» Record list
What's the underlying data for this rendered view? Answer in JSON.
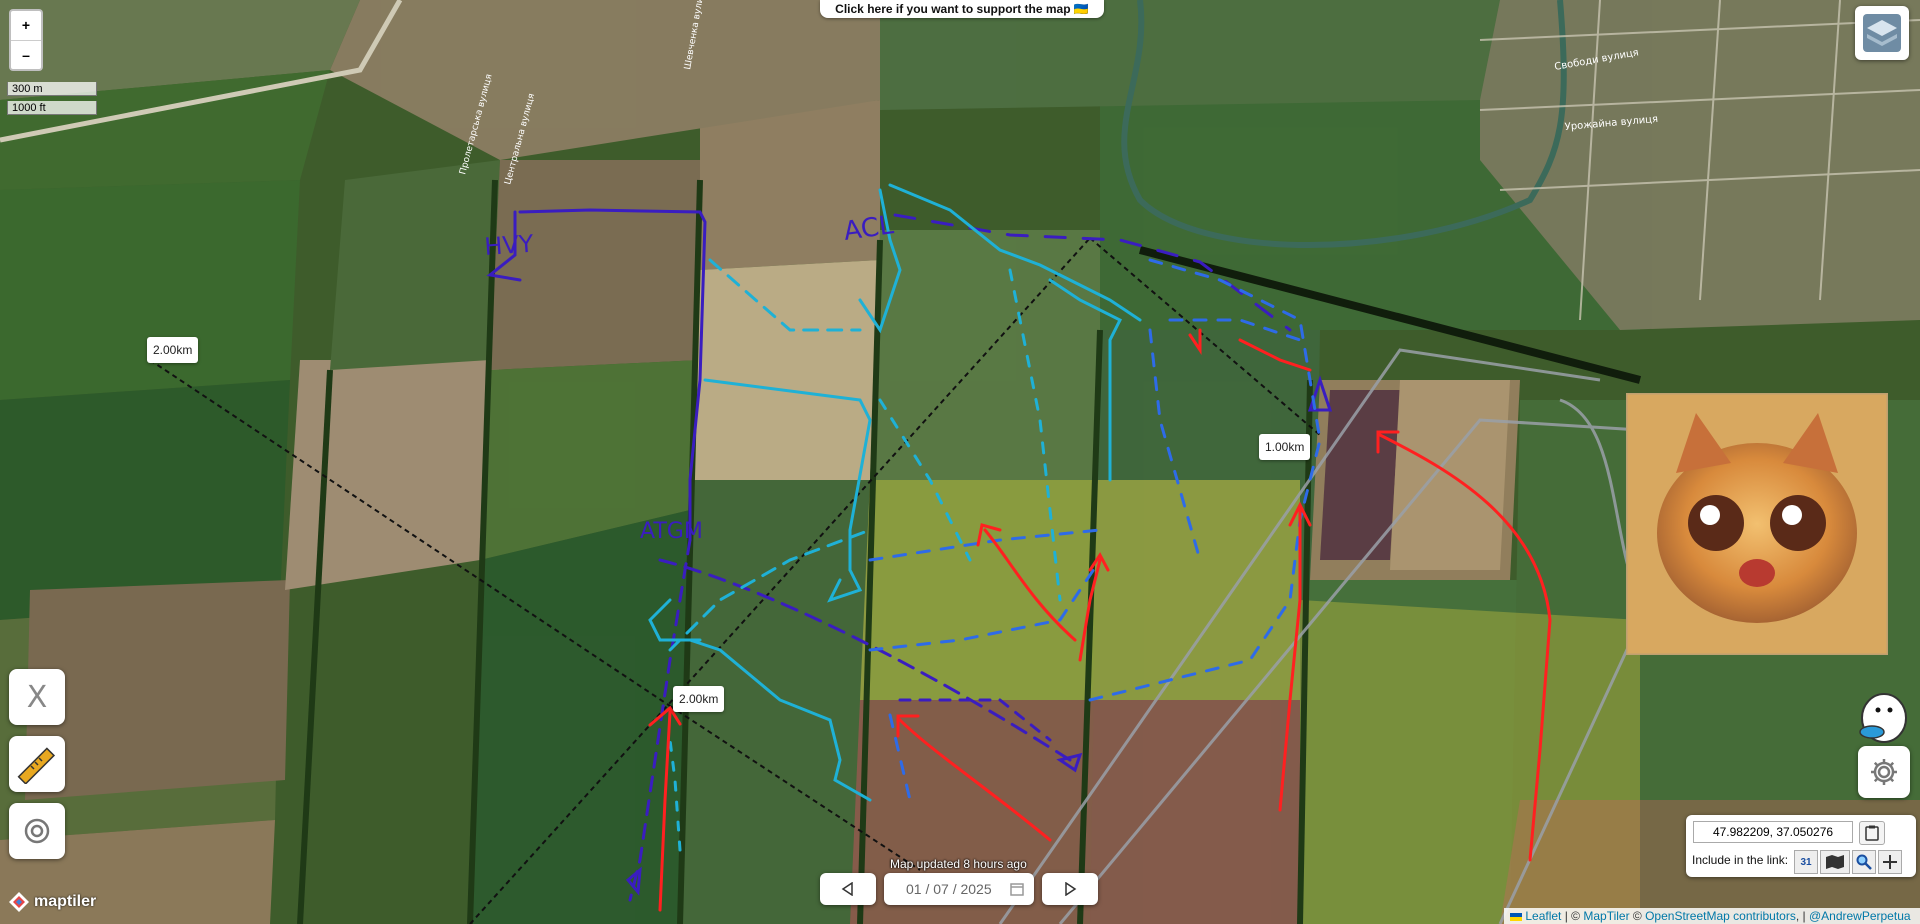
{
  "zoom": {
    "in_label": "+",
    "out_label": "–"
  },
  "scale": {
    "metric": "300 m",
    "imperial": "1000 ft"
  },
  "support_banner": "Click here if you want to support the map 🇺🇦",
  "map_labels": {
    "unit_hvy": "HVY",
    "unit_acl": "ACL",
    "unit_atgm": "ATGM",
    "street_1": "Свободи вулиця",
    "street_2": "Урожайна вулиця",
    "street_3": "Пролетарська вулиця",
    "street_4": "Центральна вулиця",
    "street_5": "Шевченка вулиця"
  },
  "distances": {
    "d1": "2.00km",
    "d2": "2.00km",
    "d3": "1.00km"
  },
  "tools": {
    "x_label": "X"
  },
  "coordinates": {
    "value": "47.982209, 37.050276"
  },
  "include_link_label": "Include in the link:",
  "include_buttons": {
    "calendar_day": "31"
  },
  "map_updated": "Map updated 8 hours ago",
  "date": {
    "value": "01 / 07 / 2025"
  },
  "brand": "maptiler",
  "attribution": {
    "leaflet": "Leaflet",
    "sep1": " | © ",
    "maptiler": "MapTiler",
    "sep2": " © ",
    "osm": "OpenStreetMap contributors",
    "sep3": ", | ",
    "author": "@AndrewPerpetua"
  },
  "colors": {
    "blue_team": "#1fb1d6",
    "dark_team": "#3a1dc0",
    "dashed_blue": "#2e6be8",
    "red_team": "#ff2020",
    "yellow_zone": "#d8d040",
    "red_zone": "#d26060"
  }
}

» What to produce
Reproduce the whole listing word for word, setting aside any pictures.

» Full output
What's the underlying data for this rendered view? Answer in JSON.
{
  "zoom": {
    "in_label": "+",
    "out_label": "–"
  },
  "scale": {
    "metric": "300 m",
    "imperial": "1000 ft"
  },
  "support_banner": "Click here if you want to support the map 🇺🇦",
  "map_labels": {
    "unit_hvy": "HVY",
    "unit_acl": "ACL",
    "unit_atgm": "ATGM",
    "street_1": "Свободи вулиця",
    "street_2": "Урожайна вулиця",
    "street_3": "Пролетарська вулиця",
    "street_4": "Центральна вулиця",
    "street_5": "Шевченка вулиця"
  },
  "distances": {
    "d1": "2.00km",
    "d2": "2.00km",
    "d3": "1.00km"
  },
  "tools": {
    "x_label": "X"
  },
  "coordinates": {
    "value": "47.982209, 37.050276"
  },
  "include_link_label": "Include in the link:",
  "include_buttons": {
    "calendar_day": "31"
  },
  "map_updated": "Map updated 8 hours ago",
  "date": {
    "value": "01 / 07 / 2025"
  },
  "brand": "maptiler",
  "attribution": {
    "leaflet": "Leaflet",
    "sep1": " | © ",
    "maptiler": "MapTiler",
    "sep2": " © ",
    "osm": "OpenStreetMap contributors",
    "sep3": ", | ",
    "author": "@AndrewPerpetua"
  },
  "colors": {
    "blue_team": "#1fb1d6",
    "dark_team": "#3a1dc0",
    "dashed_blue": "#2e6be8",
    "red_team": "#ff2020",
    "yellow_zone": "#d8d040",
    "red_zone": "#d26060"
  }
}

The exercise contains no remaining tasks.